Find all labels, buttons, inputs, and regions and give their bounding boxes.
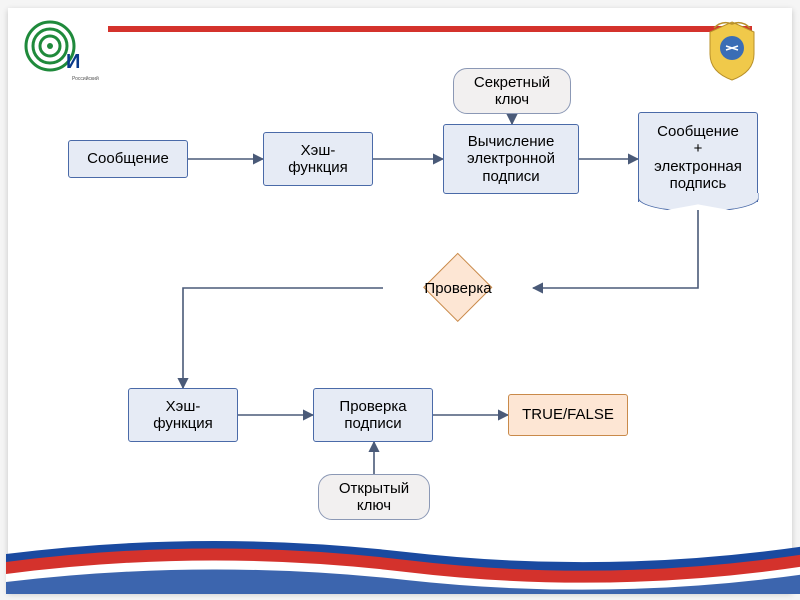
node-label: Открытыйключ <box>339 480 409 515</box>
slide-frame: И Российский Секретныйключ Сообщение Хэш… <box>8 8 792 592</box>
node-label: Проверка <box>424 280 491 297</box>
node-label: Вычислениеэлектроннойподписи <box>467 133 555 185</box>
node-label: Сообщение <box>87 150 169 167</box>
node-label: Хэш-функция <box>288 142 348 177</box>
flowchart-canvas: Секретныйключ Сообщение Хэш-функция Вычи… <box>48 58 752 512</box>
node-secret-key: Секретныйключ <box>453 68 571 114</box>
node-label: Сообщение+электроннаяподпись <box>654 123 742 192</box>
node-verify-signature: Проверкаподписи <box>313 388 433 442</box>
footer-wave <box>6 524 800 594</box>
node-label: Секретныйключ <box>474 74 550 109</box>
node-label: Проверкаподписи <box>339 398 406 433</box>
node-label: Хэш-функция <box>153 398 213 433</box>
node-message: Сообщение <box>68 140 188 178</box>
node-true-false: TRUE/FALSE <box>508 394 628 436</box>
node-hash-function-1: Хэш-функция <box>263 132 373 186</box>
node-check-decision: Проверка <box>383 253 533 323</box>
node-compute-signature: Вычислениеэлектроннойподписи <box>443 124 579 194</box>
node-hash-function-2: Хэш-функция <box>128 388 238 442</box>
node-public-key: Открытыйключ <box>318 474 430 520</box>
top-accent-bar <box>108 26 752 32</box>
node-message-with-signature: Сообщение+электроннаяподпись <box>638 112 758 202</box>
node-label: TRUE/FALSE <box>522 406 614 423</box>
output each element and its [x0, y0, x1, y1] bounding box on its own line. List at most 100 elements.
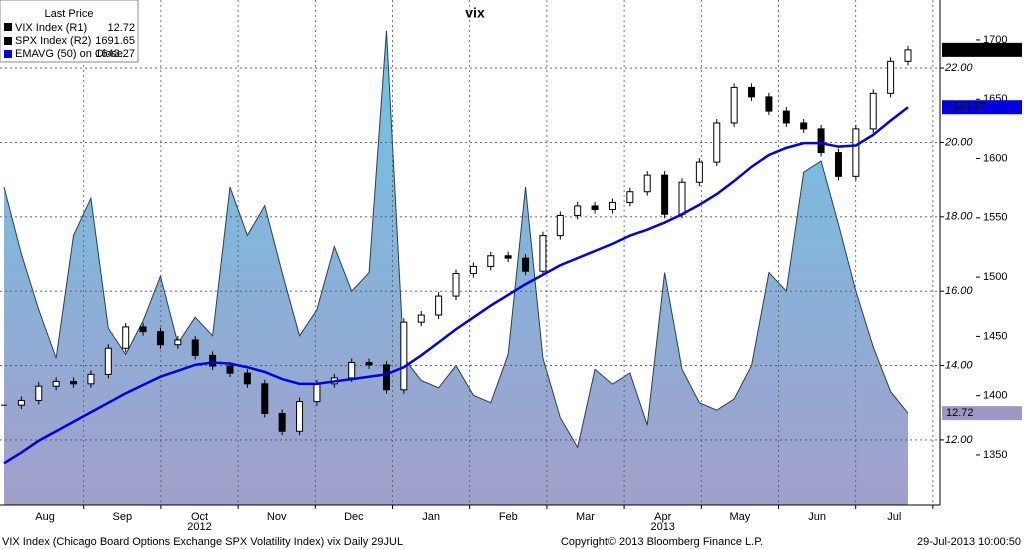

=====

● **WHAT TO PRODUCE**
Reproduce word for word the lines of the entries from the line containing "node-label: Открытыйключ <box>339" up to and including the line containing "node-message: Сообщение <box>68".

● **THE ANSWER**
node-label: Открытыйключ <box>339 480 409 515</box>
slide-frame: И Российский Секретныйключ Сообщение Хэш… <box>8 8 792 592</box>
node-label: Проверка <box>424 280 491 297</box>
node-label: Вычислениеэлектроннойподписи <box>467 133 555 185</box>
node-label: Сообщение <box>87 150 169 167</box>
node-label: Хэш-функция <box>288 142 348 177</box>
flowchart-canvas: Секретныйключ Сообщение Хэш-функция Вычи… <box>48 58 752 512</box>
node-secret-key: Секретныйключ <box>453 68 571 114</box>
node-label: Сообщение+электроннаяподпись <box>654 123 742 192</box>
node-verify-signature: Проверкаподписи <box>313 388 433 442</box>
footer-wave <box>6 524 800 594</box>
node-label: Секретныйключ <box>474 74 550 109</box>
node-label: Проверкаподписи <box>339 398 406 433</box>
node-label: Хэш-функция <box>153 398 213 433</box>
node-message: Сообщение <box>68 140 188 178</box>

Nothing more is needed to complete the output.